Do this:
In full and without alteration, give the listing again.

Stored rows:

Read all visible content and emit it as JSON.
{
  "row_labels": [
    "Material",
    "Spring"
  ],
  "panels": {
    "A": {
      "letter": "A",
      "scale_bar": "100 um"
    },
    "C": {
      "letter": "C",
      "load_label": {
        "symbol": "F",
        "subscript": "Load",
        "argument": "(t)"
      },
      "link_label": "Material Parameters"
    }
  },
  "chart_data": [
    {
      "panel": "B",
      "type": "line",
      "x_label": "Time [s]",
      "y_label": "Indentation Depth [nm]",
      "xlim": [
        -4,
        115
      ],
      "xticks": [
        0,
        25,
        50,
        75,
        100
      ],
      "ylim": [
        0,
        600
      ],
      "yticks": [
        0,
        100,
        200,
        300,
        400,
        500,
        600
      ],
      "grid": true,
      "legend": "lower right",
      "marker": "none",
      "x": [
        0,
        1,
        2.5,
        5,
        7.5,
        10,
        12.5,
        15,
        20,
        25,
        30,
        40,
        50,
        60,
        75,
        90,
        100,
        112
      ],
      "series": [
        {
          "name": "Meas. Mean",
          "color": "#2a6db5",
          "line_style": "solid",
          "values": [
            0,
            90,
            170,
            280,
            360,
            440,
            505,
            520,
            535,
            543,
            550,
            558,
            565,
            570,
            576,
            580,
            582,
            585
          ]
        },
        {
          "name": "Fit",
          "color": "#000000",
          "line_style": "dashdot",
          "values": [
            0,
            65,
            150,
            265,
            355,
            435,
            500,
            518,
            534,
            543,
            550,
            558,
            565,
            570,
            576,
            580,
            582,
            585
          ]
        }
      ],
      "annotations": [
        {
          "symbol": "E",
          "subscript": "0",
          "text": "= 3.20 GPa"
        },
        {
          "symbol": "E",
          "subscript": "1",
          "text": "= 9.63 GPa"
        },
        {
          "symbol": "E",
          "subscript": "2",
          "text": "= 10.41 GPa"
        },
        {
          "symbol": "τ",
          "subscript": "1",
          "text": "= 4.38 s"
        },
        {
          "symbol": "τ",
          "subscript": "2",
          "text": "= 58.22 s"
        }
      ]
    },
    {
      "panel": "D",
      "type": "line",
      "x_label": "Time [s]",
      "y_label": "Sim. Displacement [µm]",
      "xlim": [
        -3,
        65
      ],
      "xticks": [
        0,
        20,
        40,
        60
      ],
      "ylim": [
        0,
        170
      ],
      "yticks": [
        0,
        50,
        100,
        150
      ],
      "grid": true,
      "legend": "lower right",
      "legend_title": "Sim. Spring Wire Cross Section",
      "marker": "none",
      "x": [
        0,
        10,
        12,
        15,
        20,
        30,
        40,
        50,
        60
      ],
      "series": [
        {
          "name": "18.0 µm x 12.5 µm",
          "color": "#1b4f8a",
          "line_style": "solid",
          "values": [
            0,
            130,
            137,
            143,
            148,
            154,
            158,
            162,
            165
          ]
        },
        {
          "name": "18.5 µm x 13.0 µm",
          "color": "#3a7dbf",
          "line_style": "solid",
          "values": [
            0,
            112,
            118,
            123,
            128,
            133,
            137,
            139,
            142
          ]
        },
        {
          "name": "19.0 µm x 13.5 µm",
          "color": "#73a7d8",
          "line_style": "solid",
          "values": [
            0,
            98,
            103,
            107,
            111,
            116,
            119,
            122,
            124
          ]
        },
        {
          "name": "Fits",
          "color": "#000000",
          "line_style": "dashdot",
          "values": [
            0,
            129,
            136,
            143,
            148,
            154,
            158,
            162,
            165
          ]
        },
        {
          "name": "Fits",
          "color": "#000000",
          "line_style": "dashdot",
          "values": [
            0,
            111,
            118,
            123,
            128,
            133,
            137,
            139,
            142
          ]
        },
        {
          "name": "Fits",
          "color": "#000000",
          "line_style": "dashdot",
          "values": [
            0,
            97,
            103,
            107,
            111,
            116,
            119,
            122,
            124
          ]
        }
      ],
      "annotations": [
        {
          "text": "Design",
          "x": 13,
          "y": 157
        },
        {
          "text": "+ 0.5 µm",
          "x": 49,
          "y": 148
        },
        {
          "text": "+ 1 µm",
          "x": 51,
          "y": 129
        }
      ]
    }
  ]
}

Answer in full:
Read all visible content and emit it as JSON.
{
  "row_labels": [
    "Material",
    "Spring"
  ],
  "panels": {
    "A": {
      "letter": "A",
      "scale_bar": "100 um"
    },
    "C": {
      "letter": "C",
      "load_label": {
        "symbol": "F",
        "subscript": "Load",
        "argument": "(t)"
      },
      "link_label": "Material Parameters"
    }
  },
  "chart_data": [
    {
      "panel": "B",
      "type": "line",
      "x_label": "Time [s]",
      "y_label": "Indentation Depth [nm]",
      "xlim": [
        -4,
        115
      ],
      "xticks": [
        0,
        25,
        50,
        75,
        100
      ],
      "ylim": [
        0,
        600
      ],
      "yticks": [
        0,
        100,
        200,
        300,
        400,
        500,
        600
      ],
      "grid": true,
      "legend": "lower right",
      "marker": "none",
      "x": [
        0,
        1,
        2.5,
        5,
        7.5,
        10,
        12.5,
        15,
        20,
        25,
        30,
        40,
        50,
        60,
        75,
        90,
        100,
        112
      ],
      "series": [
        {
          "name": "Meas. Mean",
          "color": "#2a6db5",
          "line_style": "solid",
          "values": [
            0,
            90,
            170,
            280,
            360,
            440,
            505,
            520,
            535,
            543,
            550,
            558,
            565,
            570,
            576,
            580,
            582,
            585
          ]
        },
        {
          "name": "Fit",
          "color": "#000000",
          "line_style": "dashdot",
          "values": [
            0,
            65,
            150,
            265,
            355,
            435,
            500,
            518,
            534,
            543,
            550,
            558,
            565,
            570,
            576,
            580,
            582,
            585
          ]
        }
      ],
      "annotations": [
        {
          "symbol": "E",
          "subscript": "0",
          "text": "= 3.20 GPa"
        },
        {
          "symbol": "E",
          "subscript": "1",
          "text": "= 9.63 GPa"
        },
        {
          "symbol": "E",
          "subscript": "2",
          "text": "= 10.41 GPa"
        },
        {
          "symbol": "τ",
          "subscript": "1",
          "text": "= 4.38 s"
        },
        {
          "symbol": "τ",
          "subscript": "2",
          "text": "= 58.22 s"
        }
      ]
    },
    {
      "panel": "D",
      "type": "line",
      "x_label": "Time [s]",
      "y_label": "Sim. Displacement [µm]",
      "xlim": [
        -3,
        65
      ],
      "xticks": [
        0,
        20,
        40,
        60
      ],
      "ylim": [
        0,
        170
      ],
      "yticks": [
        0,
        50,
        100,
        150
      ],
      "grid": true,
      "legend": "lower right",
      "legend_title": "Sim. Spring Wire Cross Section",
      "marker": "none",
      "x": [
        0,
        10,
        12,
        15,
        20,
        30,
        40,
        50,
        60
      ],
      "series": [
        {
          "name": "18.0 µm x 12.5 µm",
          "color": "#1b4f8a",
          "line_style": "solid",
          "values": [
            0,
            130,
            137,
            143,
            148,
            154,
            158,
            162,
            165
          ]
        },
        {
          "name": "18.5 µm x 13.0 µm",
          "color": "#3a7dbf",
          "line_style": "solid",
          "values": [
            0,
            112,
            118,
            123,
            128,
            133,
            137,
            139,
            142
          ]
        },
        {
          "name": "19.0 µm x 13.5 µm",
          "color": "#73a7d8",
          "line_style": "solid",
          "values": [
            0,
            98,
            103,
            107,
            111,
            116,
            119,
            122,
            124
          ]
        },
        {
          "name": "Fits",
          "color": "#000000",
          "line_style": "dashdot",
          "values": [
            0,
            129,
            136,
            143,
            148,
            154,
            158,
            162,
            165
          ]
        },
        {
          "name": "Fits",
          "color": "#000000",
          "line_style": "dashdot",
          "values": [
            0,
            111,
            118,
            123,
            128,
            133,
            137,
            139,
            142
          ]
        },
        {
          "name": "Fits",
          "color": "#000000",
          "line_style": "dashdot",
          "values": [
            0,
            97,
            103,
            107,
            111,
            116,
            119,
            122,
            124
          ]
        }
      ],
      "annotations": [
        {
          "text": "Design",
          "x": 13,
          "y": 157
        },
        {
          "text": "+ 0.5 µm",
          "x": 49,
          "y": 148
        },
        {
          "text": "+ 1 µm",
          "x": 51,
          "y": 129
        }
      ]
    }
  ]
}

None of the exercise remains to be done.